Task prompt — Without the pictures, return all of the material exactly as written.

Entries —
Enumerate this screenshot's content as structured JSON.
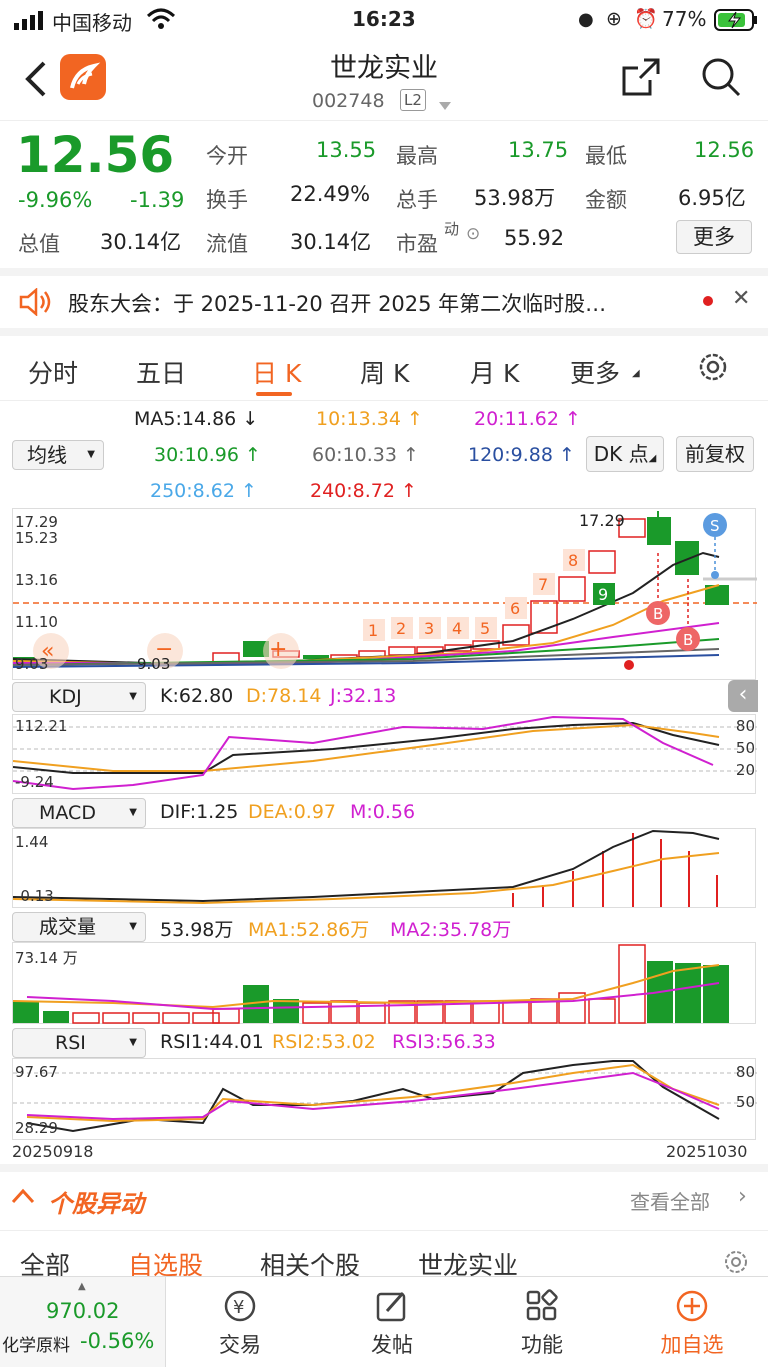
{
  "status": {
    "carrier": "中国移动",
    "time": "16:23",
    "battery": "77%"
  },
  "stock": {
    "name": "世龙实业",
    "code": "002748",
    "level": "L2"
  },
  "quote": {
    "price": "12.56",
    "pct": "-9.96%",
    "change": "-1.39",
    "open_label": "今开",
    "open": "13.55",
    "high_label": "最高",
    "high": "13.75",
    "low_label": "最低",
    "low": "12.56",
    "turnover_label": "换手",
    "turnover": "22.49%",
    "vol_label": "总手",
    "vol": "53.98万",
    "amt_label": "金额",
    "amt": "6.95亿",
    "mcap_label": "总值",
    "mcap": "30.14亿",
    "fcap_label": "流值",
    "fcap": "30.14亿",
    "pe_label": "市盈",
    "pe_sup": "动",
    "pe": "55.92",
    "more": "更多"
  },
  "notice": {
    "text": "股东大会：于 2025-11-20 召开 2025 年第二次临时股…"
  },
  "tabs": [
    "分时",
    "五日",
    "日 K",
    "周 K",
    "月 K",
    "更多"
  ],
  "active_tab": "日 K",
  "ma": {
    "select": "均线",
    "ma5": "MA5:14.86 ↓",
    "ma10": "10:13.34 ↑",
    "ma20": "20:11.62 ↑",
    "ma30": "30:10.96 ↑",
    "ma60": "60:10.33 ↑",
    "ma120": "120:9.88 ↑",
    "ma250": "250:8.62 ↑",
    "ma240": "240:8.72 ↑",
    "dk": "DK 点",
    "fq": "前复权"
  },
  "kaxis": {
    "y1": "17.29",
    "y2": "15.23",
    "y3": "13.16",
    "y4": "11.10",
    "y5": "9.03",
    "hi_label": "17.29",
    "min_label": "9.03"
  },
  "kdj": {
    "name": "KDJ",
    "k": "K:62.80",
    "d": "D:78.14",
    "j": "J:32.13",
    "y_top": "112.21",
    "y_bot": "-9.24",
    "l80": "80",
    "l50": "50",
    "l20": "20"
  },
  "macd": {
    "name": "MACD",
    "dif": "DIF:1.25",
    "dea": "DEA:0.97",
    "m": "M:0.56",
    "y_top": "1.44",
    "y_bot": "-0.13"
  },
  "vol": {
    "name": "成交量",
    "v": "53.98万",
    "ma1": "MA1:52.86万",
    "ma2": "MA2:35.78万",
    "y_top": "73.14 万"
  },
  "rsi": {
    "name": "RSI",
    "r1": "RSI1:44.01",
    "r2": "RSI2:53.02",
    "r3": "RSI3:56.33",
    "y_top": "97.67",
    "y_bot": "28.29",
    "l80": "80",
    "l50": "50"
  },
  "dates": {
    "start": "20250918",
    "end": "20251030"
  },
  "section": {
    "title": "个股异动",
    "view_all": "查看全部"
  },
  "subtabs": [
    "全部",
    "自选股",
    "相关个股",
    "世龙实业"
  ],
  "bottom": {
    "index_value": "970.02",
    "index_name": "化学原料",
    "index_pct": "-0.56%",
    "trade": "交易",
    "post": "发帖",
    "func": "功能",
    "add": "加自选"
  },
  "colors": {
    "up": "#e02020",
    "down": "#1a9a2a",
    "accent": "#f26522"
  },
  "chart_data": {
    "type": "candlestick",
    "x": [
      "20250918",
      "20251030"
    ],
    "ylim": [
      9.03,
      17.29
    ],
    "signals": [
      "1",
      "2",
      "3",
      "4",
      "5",
      "6",
      "7",
      "8",
      "9",
      "B",
      "B",
      "S"
    ]
  }
}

Full answer —
Enumerate this screenshot's content as structured JSON.
{
  "status": {
    "carrier": "中国移动",
    "time": "16:23",
    "battery": "77%"
  },
  "stock": {
    "name": "世龙实业",
    "code": "002748",
    "level": "L2"
  },
  "quote": {
    "price": "12.56",
    "pct": "-9.96%",
    "change": "-1.39",
    "open_label": "今开",
    "open": "13.55",
    "high_label": "最高",
    "high": "13.75",
    "low_label": "最低",
    "low": "12.56",
    "turnover_label": "换手",
    "turnover": "22.49%",
    "vol_label": "总手",
    "vol": "53.98万",
    "amt_label": "金额",
    "amt": "6.95亿",
    "mcap_label": "总值",
    "mcap": "30.14亿",
    "fcap_label": "流值",
    "fcap": "30.14亿",
    "pe_label": "市盈",
    "pe_sup": "动",
    "pe": "55.92",
    "more": "更多"
  },
  "notice": {
    "text": "股东大会：于 2025-11-20 召开 2025 年第二次临时股…"
  },
  "tabs": [
    "分时",
    "五日",
    "日 K",
    "周 K",
    "月 K",
    "更多"
  ],
  "active_tab": "日 K",
  "ma": {
    "select": "均线",
    "ma5": "MA5:14.86 ↓",
    "ma10": "10:13.34 ↑",
    "ma20": "20:11.62 ↑",
    "ma30": "30:10.96 ↑",
    "ma60": "60:10.33 ↑",
    "ma120": "120:9.88 ↑",
    "ma250": "250:8.62 ↑",
    "ma240": "240:8.72 ↑",
    "dk": "DK 点",
    "fq": "前复权"
  },
  "kaxis": {
    "y1": "17.29",
    "y2": "15.23",
    "y3": "13.16",
    "y4": "11.10",
    "y5": "9.03",
    "hi_label": "17.29",
    "min_label": "9.03"
  },
  "kdj": {
    "name": "KDJ",
    "k": "K:62.80",
    "d": "D:78.14",
    "j": "J:32.13",
    "y_top": "112.21",
    "y_bot": "-9.24",
    "l80": "80",
    "l50": "50",
    "l20": "20"
  },
  "macd": {
    "name": "MACD",
    "dif": "DIF:1.25",
    "dea": "DEA:0.97",
    "m": "M:0.56",
    "y_top": "1.44",
    "y_bot": "-0.13"
  },
  "vol": {
    "name": "成交量",
    "v": "53.98万",
    "ma1": "MA1:52.86万",
    "ma2": "MA2:35.78万",
    "y_top": "73.14 万"
  },
  "rsi": {
    "name": "RSI",
    "r1": "RSI1:44.01",
    "r2": "RSI2:53.02",
    "r3": "RSI3:56.33",
    "y_top": "97.67",
    "y_bot": "28.29",
    "l80": "80",
    "l50": "50"
  },
  "dates": {
    "start": "20250918",
    "end": "20251030"
  },
  "section": {
    "title": "个股异动",
    "view_all": "查看全部"
  },
  "subtabs": [
    "全部",
    "自选股",
    "相关个股",
    "世龙实业"
  ],
  "bottom": {
    "index_value": "970.02",
    "index_name": "化学原料",
    "index_pct": "-0.56%",
    "trade": "交易",
    "post": "发帖",
    "func": "功能",
    "add": "加自选"
  },
  "colors": {
    "up": "#e02020",
    "down": "#1a9a2a",
    "accent": "#f26522"
  },
  "chart_data": {
    "type": "candlestick",
    "x": [
      "20250918",
      "20251030"
    ],
    "ylim": [
      9.03,
      17.29
    ],
    "signals": [
      "1",
      "2",
      "3",
      "4",
      "5",
      "6",
      "7",
      "8",
      "9",
      "B",
      "B",
      "S"
    ]
  }
}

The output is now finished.